- [EXERCISE AIM]: Scan each line of the records for the word "this" and extract the ones that have it.

## START

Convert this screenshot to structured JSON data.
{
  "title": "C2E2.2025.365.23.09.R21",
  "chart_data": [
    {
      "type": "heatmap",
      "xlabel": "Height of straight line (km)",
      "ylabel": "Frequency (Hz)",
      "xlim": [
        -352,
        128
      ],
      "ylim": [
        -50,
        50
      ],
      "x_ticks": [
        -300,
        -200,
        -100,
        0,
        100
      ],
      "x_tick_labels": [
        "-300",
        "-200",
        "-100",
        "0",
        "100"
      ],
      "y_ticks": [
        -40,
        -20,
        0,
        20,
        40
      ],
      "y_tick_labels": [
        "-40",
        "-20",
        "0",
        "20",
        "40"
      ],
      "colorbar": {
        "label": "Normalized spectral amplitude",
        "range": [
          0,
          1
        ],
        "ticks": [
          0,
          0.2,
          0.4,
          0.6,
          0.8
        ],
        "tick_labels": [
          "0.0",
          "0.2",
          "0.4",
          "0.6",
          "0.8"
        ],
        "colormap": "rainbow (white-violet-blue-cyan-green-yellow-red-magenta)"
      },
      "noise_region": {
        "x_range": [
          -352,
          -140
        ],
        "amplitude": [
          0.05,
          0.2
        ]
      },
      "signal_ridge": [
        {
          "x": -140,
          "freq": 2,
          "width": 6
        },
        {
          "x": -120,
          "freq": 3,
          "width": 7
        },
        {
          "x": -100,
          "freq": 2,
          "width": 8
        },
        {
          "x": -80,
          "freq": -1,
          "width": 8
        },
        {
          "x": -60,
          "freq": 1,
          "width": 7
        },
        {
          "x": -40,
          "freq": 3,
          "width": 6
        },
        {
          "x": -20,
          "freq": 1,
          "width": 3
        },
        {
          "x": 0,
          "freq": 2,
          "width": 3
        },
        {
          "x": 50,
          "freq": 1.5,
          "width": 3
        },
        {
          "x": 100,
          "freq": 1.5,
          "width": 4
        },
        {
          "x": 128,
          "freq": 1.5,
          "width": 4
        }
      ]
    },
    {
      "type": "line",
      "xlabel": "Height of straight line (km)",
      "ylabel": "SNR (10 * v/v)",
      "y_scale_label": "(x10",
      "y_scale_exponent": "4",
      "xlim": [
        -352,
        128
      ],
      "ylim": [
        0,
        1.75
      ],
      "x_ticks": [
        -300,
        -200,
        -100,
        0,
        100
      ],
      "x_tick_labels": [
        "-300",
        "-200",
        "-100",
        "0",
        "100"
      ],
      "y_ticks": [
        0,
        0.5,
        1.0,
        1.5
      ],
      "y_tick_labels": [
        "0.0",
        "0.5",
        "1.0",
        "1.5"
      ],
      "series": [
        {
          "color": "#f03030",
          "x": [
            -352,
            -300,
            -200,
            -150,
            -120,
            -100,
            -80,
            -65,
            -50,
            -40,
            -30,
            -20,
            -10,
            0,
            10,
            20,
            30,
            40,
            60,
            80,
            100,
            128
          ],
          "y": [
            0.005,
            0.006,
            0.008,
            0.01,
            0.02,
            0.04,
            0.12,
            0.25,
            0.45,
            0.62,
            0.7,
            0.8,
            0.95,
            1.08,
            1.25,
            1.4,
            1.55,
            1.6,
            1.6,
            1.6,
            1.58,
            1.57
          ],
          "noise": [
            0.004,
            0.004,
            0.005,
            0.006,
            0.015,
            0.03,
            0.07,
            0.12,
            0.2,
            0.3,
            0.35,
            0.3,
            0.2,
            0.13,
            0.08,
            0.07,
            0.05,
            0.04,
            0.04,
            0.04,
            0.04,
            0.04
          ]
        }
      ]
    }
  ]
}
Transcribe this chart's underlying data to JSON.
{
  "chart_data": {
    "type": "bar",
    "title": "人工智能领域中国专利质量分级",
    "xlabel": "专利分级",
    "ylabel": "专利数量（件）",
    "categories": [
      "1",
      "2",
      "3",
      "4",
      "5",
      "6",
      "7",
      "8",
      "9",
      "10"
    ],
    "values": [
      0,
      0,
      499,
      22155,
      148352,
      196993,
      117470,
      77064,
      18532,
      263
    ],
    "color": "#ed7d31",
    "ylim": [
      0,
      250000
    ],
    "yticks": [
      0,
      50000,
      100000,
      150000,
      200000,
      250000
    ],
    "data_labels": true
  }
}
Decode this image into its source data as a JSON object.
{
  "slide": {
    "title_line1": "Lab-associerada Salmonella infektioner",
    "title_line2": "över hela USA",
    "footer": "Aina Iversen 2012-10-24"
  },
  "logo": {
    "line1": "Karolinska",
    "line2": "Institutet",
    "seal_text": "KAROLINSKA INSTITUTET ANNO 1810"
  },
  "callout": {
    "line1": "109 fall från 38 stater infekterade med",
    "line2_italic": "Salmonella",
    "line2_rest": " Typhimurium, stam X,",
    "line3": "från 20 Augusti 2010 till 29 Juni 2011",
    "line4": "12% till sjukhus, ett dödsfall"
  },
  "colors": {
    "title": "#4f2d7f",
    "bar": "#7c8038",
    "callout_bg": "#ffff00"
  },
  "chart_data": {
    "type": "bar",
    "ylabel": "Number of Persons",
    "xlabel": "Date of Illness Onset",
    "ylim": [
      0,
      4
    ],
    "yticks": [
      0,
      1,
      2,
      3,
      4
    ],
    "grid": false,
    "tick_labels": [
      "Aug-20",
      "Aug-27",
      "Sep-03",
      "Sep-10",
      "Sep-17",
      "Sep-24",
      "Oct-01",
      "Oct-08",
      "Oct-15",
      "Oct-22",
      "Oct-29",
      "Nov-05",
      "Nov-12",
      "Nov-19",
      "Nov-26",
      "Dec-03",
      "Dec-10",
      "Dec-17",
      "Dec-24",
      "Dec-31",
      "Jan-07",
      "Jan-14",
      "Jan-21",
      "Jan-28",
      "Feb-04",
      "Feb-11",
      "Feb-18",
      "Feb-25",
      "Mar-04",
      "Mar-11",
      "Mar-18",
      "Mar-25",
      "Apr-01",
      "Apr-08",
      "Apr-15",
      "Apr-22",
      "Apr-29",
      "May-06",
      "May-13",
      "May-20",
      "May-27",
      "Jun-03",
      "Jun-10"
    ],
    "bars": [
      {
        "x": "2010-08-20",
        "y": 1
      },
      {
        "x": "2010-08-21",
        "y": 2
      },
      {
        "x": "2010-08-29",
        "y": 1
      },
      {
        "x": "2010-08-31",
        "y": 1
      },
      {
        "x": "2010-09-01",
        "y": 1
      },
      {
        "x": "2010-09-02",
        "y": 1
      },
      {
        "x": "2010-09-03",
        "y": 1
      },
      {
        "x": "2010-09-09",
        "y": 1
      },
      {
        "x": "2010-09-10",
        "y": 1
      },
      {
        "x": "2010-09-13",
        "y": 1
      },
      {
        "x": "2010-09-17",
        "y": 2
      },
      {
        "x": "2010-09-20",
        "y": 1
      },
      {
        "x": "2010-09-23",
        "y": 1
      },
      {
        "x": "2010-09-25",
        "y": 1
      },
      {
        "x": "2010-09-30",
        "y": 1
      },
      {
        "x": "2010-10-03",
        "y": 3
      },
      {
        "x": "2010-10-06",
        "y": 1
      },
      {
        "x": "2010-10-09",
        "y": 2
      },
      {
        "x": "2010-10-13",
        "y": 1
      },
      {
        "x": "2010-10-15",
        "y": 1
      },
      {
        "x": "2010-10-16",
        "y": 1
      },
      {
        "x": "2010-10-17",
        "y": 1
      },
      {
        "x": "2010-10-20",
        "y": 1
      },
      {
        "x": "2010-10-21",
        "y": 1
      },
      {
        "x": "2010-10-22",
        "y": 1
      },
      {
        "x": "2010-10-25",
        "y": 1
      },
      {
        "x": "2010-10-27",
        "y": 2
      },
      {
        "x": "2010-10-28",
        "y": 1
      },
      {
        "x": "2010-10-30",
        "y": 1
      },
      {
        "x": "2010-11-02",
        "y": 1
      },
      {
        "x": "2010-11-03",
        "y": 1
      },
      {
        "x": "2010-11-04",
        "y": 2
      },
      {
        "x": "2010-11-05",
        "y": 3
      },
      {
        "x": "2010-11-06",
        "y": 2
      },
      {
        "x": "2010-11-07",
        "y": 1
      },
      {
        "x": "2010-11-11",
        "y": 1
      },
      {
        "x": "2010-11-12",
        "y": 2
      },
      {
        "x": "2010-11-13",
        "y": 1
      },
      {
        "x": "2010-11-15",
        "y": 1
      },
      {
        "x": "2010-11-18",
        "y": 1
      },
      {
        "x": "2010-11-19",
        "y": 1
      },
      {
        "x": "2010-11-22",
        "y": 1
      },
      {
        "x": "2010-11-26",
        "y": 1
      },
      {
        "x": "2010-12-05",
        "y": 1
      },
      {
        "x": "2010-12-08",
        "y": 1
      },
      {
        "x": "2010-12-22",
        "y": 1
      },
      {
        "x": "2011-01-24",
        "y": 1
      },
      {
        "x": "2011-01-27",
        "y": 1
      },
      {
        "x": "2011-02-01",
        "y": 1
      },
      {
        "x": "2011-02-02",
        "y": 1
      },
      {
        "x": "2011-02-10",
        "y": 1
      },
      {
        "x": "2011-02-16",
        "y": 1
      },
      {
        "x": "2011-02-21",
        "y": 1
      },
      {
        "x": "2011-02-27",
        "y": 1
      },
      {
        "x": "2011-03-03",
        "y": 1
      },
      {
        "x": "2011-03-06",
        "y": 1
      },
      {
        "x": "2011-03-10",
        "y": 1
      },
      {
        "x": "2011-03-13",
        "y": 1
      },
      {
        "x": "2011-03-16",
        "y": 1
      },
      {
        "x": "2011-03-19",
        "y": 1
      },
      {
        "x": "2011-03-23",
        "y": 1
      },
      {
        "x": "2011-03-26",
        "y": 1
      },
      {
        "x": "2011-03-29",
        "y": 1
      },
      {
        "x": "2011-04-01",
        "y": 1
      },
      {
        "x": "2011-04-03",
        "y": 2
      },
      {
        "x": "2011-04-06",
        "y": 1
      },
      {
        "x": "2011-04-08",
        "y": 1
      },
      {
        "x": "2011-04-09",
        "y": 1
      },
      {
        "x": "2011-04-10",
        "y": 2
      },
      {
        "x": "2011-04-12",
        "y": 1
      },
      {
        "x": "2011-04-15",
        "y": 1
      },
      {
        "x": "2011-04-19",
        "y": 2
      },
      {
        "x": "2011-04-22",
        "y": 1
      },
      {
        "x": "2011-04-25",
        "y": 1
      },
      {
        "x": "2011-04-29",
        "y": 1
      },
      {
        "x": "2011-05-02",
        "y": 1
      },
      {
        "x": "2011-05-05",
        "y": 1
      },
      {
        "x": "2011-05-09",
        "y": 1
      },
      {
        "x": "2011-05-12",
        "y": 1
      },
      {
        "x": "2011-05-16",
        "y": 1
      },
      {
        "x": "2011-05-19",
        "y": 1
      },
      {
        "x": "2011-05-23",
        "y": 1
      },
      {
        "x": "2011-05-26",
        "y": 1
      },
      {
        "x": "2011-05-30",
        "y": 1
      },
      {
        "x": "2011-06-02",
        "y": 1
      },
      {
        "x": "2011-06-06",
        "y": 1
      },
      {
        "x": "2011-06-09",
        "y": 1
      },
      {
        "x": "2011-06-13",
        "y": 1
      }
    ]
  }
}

## END

- [RESULT OF THE EXERCISE]:
Convert this screenshot to structured JSON data.
Transcribe this chart's underlying data to JSON.
Decode this image into its source data as a JSON object.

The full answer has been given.